▶ _DATA FOR THE TASK_:
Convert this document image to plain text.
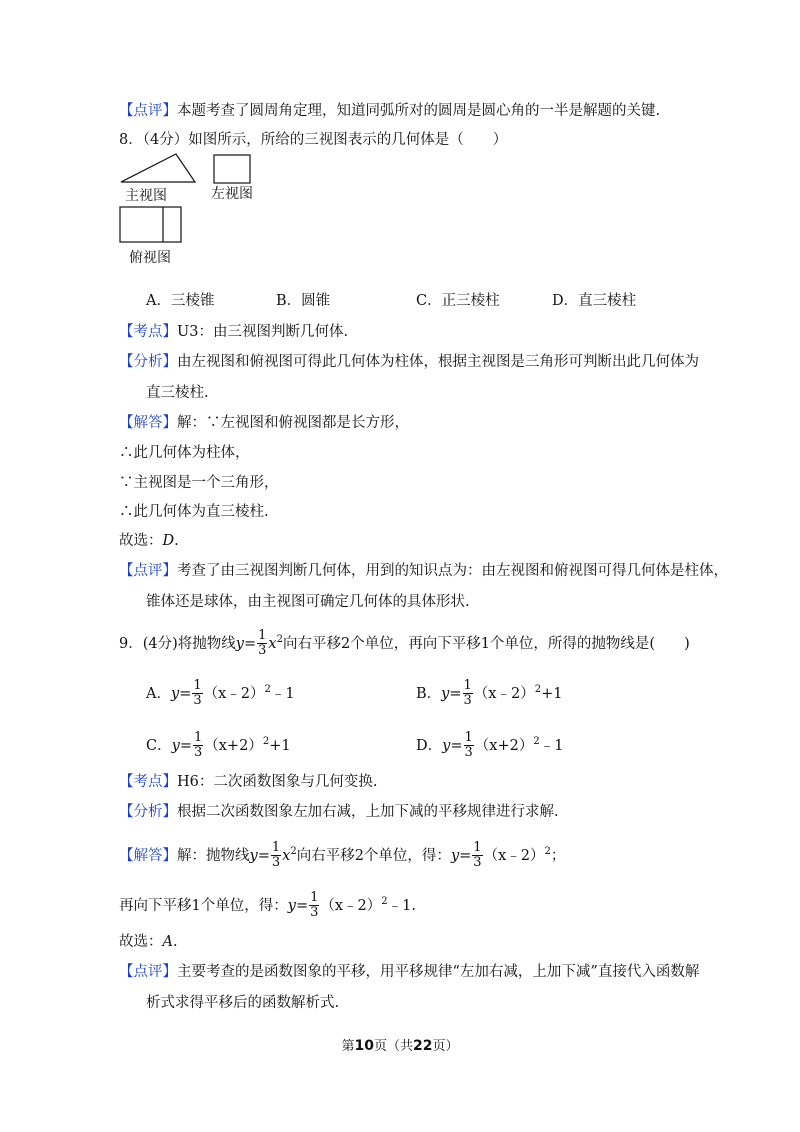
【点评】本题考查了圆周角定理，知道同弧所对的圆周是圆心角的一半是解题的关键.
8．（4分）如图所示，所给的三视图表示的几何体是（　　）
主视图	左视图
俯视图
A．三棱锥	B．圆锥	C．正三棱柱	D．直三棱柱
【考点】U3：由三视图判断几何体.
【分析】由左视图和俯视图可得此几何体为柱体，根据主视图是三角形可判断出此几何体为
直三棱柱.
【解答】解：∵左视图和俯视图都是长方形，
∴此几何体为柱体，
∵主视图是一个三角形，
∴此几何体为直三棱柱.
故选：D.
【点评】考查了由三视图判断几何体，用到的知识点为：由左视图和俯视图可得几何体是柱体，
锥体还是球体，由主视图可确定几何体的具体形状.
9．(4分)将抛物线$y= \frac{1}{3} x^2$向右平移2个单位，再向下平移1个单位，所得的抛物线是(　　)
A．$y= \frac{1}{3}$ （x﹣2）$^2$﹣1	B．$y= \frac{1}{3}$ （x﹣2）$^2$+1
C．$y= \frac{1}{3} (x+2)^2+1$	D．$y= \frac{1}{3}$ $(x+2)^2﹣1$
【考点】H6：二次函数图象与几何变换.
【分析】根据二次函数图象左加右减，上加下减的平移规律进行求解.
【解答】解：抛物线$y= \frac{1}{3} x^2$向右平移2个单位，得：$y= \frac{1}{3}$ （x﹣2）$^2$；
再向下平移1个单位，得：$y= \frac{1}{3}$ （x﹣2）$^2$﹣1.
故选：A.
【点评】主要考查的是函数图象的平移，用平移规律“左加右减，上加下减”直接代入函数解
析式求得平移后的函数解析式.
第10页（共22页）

* * *

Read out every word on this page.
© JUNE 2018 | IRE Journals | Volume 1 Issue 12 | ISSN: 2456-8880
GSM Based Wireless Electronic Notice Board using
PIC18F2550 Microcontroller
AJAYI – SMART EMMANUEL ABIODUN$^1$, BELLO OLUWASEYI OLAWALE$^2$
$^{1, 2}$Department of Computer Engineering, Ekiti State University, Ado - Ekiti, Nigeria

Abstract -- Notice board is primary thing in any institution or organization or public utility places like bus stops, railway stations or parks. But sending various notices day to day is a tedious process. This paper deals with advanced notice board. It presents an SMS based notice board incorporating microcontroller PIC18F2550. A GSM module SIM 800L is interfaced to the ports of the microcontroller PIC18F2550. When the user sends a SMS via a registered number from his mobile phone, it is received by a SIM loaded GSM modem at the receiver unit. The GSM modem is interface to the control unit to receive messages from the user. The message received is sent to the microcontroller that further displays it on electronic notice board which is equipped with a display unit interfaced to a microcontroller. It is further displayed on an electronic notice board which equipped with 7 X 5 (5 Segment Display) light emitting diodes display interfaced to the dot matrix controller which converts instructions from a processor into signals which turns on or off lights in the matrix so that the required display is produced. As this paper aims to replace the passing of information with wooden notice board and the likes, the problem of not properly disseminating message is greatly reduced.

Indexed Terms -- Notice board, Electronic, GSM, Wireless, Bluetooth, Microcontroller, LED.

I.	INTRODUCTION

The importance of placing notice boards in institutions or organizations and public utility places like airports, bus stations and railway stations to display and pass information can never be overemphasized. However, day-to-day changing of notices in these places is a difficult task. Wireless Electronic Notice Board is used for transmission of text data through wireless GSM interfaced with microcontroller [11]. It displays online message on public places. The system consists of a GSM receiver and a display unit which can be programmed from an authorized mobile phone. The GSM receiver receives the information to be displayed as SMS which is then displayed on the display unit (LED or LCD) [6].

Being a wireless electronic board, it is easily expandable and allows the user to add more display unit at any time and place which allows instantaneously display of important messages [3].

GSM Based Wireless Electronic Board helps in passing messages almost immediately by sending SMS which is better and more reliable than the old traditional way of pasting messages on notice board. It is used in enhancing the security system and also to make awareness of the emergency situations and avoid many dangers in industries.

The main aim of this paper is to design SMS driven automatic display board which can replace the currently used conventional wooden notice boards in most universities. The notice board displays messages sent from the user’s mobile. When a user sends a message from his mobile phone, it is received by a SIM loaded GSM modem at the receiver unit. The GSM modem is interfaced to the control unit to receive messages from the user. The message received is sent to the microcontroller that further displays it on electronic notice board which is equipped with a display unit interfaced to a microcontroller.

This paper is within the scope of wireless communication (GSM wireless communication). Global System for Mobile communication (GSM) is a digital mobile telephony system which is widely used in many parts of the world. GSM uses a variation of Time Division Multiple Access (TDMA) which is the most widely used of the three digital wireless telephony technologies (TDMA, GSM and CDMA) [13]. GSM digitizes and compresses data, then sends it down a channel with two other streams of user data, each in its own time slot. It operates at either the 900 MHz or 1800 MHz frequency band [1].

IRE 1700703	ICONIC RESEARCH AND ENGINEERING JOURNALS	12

--

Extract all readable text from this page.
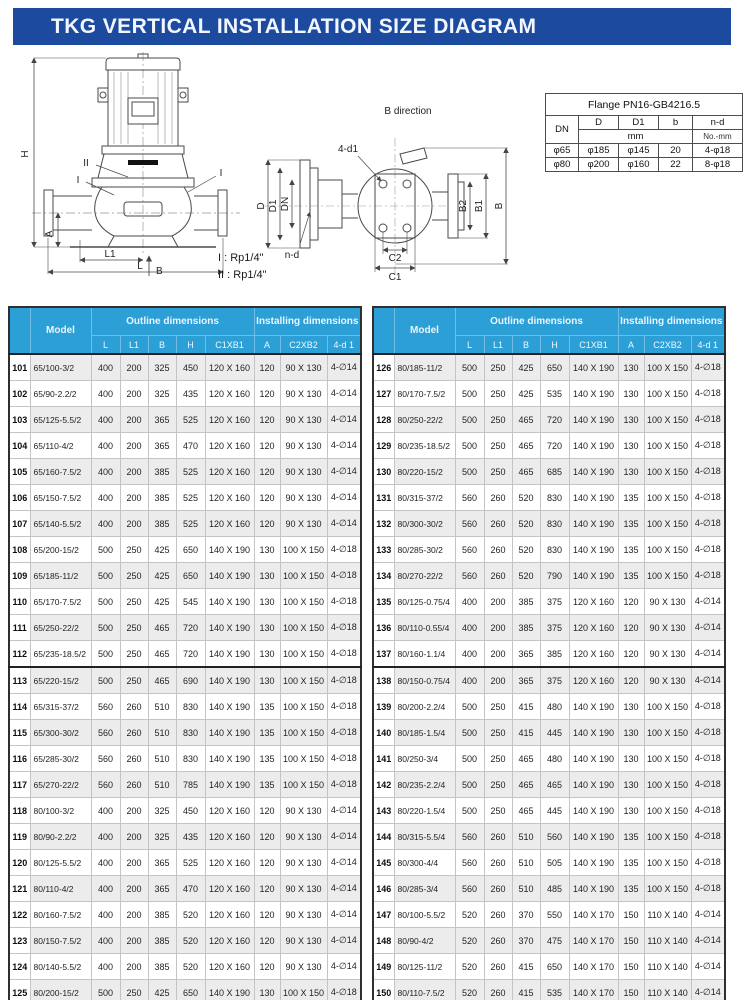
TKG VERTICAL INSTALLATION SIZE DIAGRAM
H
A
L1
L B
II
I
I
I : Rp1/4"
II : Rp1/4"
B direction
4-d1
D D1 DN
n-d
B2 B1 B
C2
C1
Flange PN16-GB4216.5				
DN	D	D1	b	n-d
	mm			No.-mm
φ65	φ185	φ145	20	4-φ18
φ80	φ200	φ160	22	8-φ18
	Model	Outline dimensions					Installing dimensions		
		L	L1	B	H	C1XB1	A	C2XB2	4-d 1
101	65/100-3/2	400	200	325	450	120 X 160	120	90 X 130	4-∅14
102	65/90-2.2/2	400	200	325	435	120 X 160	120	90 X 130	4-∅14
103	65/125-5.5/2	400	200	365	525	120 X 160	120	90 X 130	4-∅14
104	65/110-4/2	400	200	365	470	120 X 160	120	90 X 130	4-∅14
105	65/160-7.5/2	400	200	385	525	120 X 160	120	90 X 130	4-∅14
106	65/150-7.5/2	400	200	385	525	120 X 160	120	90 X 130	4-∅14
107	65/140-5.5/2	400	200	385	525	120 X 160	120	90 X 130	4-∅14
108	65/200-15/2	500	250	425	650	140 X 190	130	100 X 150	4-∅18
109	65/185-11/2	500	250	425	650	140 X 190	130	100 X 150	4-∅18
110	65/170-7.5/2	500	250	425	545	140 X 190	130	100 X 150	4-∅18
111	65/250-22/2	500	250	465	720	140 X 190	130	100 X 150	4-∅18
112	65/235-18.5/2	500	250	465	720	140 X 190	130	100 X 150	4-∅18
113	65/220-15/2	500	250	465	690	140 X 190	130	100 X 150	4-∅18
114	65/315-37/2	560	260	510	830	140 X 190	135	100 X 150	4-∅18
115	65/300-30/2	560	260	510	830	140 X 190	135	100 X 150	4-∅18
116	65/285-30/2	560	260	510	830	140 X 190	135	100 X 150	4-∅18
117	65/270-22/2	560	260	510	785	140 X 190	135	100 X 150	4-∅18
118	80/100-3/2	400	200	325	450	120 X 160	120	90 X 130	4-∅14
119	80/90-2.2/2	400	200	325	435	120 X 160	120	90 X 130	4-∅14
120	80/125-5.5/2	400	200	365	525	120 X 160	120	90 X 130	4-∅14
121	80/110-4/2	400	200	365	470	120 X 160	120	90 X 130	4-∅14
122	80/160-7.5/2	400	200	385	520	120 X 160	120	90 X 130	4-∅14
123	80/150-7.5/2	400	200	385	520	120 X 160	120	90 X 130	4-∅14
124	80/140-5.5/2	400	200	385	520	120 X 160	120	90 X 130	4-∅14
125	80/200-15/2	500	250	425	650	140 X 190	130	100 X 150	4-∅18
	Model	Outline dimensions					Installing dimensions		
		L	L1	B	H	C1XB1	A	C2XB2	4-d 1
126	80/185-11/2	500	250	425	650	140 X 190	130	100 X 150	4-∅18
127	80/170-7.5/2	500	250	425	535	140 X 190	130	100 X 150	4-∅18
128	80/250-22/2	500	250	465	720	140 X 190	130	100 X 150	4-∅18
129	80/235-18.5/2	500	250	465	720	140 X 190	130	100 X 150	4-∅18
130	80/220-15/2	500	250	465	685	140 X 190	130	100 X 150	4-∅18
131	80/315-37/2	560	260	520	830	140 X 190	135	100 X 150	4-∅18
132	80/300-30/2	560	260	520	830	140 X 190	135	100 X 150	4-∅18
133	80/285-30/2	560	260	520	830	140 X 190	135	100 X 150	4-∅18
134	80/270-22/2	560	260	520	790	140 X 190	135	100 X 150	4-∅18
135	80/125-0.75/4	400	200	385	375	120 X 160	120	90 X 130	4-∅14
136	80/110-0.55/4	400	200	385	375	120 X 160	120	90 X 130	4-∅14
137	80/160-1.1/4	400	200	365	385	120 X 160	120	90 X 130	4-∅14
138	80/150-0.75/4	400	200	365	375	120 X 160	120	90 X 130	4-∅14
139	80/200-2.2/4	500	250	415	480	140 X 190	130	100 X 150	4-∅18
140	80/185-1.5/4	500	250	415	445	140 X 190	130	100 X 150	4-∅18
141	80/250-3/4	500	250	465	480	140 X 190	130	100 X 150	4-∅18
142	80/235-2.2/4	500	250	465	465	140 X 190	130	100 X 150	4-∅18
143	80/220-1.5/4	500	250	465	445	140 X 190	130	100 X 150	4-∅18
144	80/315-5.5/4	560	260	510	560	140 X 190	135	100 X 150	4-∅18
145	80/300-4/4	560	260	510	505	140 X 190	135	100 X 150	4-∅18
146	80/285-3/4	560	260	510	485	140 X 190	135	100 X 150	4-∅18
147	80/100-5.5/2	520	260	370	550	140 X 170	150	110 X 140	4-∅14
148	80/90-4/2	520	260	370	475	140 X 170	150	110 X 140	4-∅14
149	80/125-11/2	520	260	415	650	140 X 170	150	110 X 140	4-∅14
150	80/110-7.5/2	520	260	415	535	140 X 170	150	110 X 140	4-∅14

▶ _YOUR GOAL_: Return every line in the listing that contains the word "more".

▶ _WRITTEN ANSWER_:
Being a wireless electronic board, it is easily expandable and allows the user to add more display unit at any time and place which allows instantaneously display of important messages [3].
GSM Based Wireless Electronic Board helps in passing messages almost immediately by sending SMS which is better and more reliable than the old traditional way of pasting messages on notice board. It is used in enhancing the security system and also to make awareness of the emergency situations and avoid many dangers in industries.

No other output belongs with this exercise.